ACTIVITY: Every line that holds the word "band" needs to be copied from the data below.

RECORDS SHOWN:
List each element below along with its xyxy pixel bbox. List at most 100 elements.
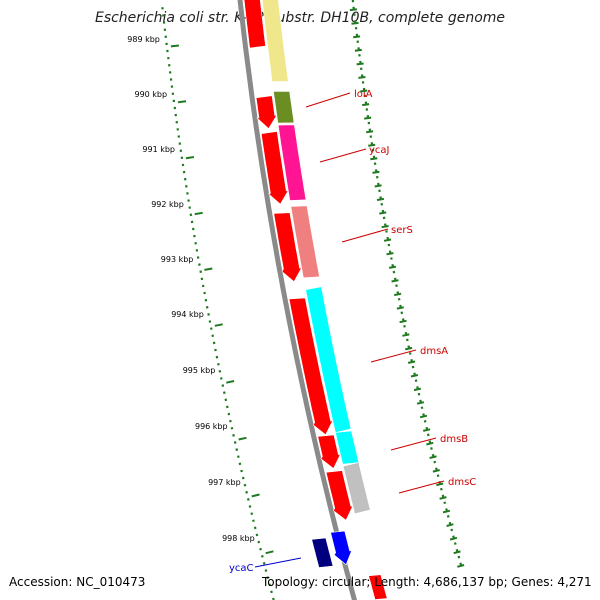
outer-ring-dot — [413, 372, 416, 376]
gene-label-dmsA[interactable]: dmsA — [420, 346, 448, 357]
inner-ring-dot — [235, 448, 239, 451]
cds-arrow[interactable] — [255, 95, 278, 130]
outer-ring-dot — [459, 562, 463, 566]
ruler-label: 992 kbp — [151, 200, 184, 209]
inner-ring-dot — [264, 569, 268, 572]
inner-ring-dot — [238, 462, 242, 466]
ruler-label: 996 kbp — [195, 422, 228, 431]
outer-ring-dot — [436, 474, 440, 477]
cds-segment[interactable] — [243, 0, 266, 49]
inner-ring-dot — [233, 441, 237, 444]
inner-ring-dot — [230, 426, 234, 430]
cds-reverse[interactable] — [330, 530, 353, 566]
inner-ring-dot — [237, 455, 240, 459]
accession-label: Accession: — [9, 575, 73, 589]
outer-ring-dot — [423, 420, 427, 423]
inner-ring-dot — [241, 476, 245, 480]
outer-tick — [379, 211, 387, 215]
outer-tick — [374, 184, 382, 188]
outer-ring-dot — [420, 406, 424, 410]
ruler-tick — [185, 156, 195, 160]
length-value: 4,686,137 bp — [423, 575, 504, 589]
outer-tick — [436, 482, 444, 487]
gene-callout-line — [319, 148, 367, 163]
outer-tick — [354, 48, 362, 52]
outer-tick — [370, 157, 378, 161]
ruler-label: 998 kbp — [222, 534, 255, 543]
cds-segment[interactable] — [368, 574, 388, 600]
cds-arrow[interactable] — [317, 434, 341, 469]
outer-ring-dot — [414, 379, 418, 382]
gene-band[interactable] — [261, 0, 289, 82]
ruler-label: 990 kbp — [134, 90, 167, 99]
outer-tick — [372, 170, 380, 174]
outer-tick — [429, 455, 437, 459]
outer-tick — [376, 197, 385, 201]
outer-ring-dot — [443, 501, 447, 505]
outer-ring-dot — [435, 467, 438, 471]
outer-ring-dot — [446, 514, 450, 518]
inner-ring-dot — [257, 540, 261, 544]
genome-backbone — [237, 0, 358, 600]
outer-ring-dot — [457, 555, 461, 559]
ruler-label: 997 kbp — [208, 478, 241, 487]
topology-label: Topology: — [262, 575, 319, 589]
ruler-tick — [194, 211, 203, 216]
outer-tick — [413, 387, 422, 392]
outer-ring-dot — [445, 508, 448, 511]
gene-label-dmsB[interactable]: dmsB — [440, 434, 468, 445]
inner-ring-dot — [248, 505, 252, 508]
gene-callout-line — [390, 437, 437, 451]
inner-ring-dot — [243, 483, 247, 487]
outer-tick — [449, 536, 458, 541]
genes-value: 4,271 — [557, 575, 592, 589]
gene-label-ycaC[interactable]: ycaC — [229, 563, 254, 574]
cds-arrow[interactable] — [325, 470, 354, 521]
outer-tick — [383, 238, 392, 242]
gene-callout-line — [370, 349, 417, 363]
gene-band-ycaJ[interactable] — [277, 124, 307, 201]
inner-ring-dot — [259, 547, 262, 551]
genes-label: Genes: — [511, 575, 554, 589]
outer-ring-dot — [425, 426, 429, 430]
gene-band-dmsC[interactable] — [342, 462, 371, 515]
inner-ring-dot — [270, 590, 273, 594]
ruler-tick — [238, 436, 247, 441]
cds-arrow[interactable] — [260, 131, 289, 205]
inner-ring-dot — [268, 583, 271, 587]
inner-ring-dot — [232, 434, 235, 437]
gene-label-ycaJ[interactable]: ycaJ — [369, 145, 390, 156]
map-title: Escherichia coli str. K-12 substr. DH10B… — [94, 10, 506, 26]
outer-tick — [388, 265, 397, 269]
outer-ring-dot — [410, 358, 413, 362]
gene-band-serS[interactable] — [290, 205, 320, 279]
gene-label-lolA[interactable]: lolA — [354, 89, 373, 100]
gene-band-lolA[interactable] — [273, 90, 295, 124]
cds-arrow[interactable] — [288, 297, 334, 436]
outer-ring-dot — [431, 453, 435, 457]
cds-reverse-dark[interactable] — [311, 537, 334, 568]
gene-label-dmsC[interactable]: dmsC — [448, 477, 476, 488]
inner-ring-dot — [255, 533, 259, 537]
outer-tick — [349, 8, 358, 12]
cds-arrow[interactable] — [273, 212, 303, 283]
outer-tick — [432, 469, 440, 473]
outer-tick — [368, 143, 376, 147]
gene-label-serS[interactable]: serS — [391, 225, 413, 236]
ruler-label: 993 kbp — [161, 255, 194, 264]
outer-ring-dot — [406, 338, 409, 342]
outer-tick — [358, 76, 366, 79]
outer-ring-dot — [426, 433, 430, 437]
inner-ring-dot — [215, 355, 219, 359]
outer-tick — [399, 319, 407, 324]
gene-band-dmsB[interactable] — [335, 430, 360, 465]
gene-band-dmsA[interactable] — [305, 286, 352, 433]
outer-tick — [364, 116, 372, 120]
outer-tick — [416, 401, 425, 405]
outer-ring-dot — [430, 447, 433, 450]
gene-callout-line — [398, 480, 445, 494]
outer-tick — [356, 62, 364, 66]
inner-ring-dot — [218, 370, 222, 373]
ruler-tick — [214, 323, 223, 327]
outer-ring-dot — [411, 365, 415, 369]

SOLVED EXERCISE:
gene-band[interactable] — [261, 0, 289, 82]
gene-band-ycaJ[interactable] — [277, 124, 307, 201]
gene-band-dmsC[interactable] — [342, 462, 371, 515]
gene-band-serS[interactable] — [290, 205, 320, 279]
gene-band-lolA[interactable] — [273, 90, 295, 124]
gene-band-dmsB[interactable] — [335, 430, 360, 465]
gene-band-dmsA[interactable] — [305, 286, 352, 433]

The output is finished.